Start of Records for the exercise
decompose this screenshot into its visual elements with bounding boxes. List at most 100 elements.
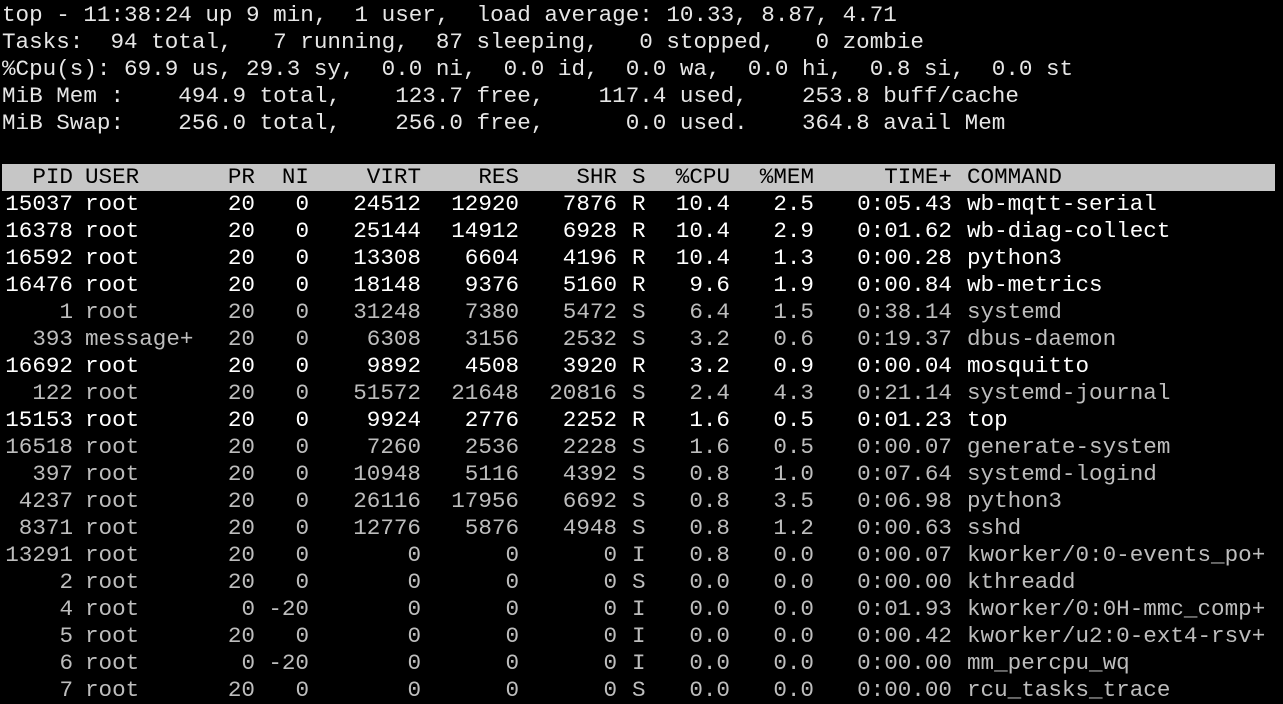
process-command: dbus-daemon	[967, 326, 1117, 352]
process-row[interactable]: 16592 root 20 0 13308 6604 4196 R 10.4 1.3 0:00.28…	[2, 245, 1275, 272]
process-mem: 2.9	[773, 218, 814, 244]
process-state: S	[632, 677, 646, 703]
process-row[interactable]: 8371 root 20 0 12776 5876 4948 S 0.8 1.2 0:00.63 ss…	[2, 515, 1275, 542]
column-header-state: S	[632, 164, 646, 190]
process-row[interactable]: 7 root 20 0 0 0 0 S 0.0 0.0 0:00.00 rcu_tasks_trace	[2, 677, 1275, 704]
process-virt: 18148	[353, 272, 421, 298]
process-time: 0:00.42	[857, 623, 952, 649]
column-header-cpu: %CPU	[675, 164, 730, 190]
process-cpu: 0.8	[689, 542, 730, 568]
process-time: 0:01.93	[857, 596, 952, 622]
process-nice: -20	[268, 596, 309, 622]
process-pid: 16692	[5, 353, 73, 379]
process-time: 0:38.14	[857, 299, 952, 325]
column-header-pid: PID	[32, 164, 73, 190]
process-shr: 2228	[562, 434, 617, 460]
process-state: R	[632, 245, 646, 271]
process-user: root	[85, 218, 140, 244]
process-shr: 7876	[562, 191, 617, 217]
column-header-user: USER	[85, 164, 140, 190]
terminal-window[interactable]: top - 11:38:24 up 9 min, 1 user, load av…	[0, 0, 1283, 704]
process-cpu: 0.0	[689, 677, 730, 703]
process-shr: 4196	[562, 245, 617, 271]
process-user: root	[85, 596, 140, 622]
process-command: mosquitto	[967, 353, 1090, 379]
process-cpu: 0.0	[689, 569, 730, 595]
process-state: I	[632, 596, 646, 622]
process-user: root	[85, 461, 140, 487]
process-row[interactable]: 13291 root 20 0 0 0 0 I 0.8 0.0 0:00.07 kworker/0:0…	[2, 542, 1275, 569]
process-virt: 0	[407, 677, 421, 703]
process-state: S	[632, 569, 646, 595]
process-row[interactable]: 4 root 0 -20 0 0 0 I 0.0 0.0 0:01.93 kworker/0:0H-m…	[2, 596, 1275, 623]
End of Records for the exercise
Exercise brief: Reproduce verbatim the lines beginning with the line that contains "326, 1117, 352]" and continuing through the line that contains "164, 646, 190]".

Solved exercise:
process-command: dbus-daemon	[967, 326, 1117, 352]
process-row[interactable]: 16592 root 20 0 13308 6604 4196 R 10.4 1.3 0:00.28…	[2, 245, 1275, 272]
process-mem: 2.9	[773, 218, 814, 244]
process-state: S	[632, 677, 646, 703]
process-row[interactable]: 8371 root 20 0 12776 5876 4948 S 0.8 1.2 0:00.63 ss…	[2, 515, 1275, 542]
column-header-state: S	[632, 164, 646, 190]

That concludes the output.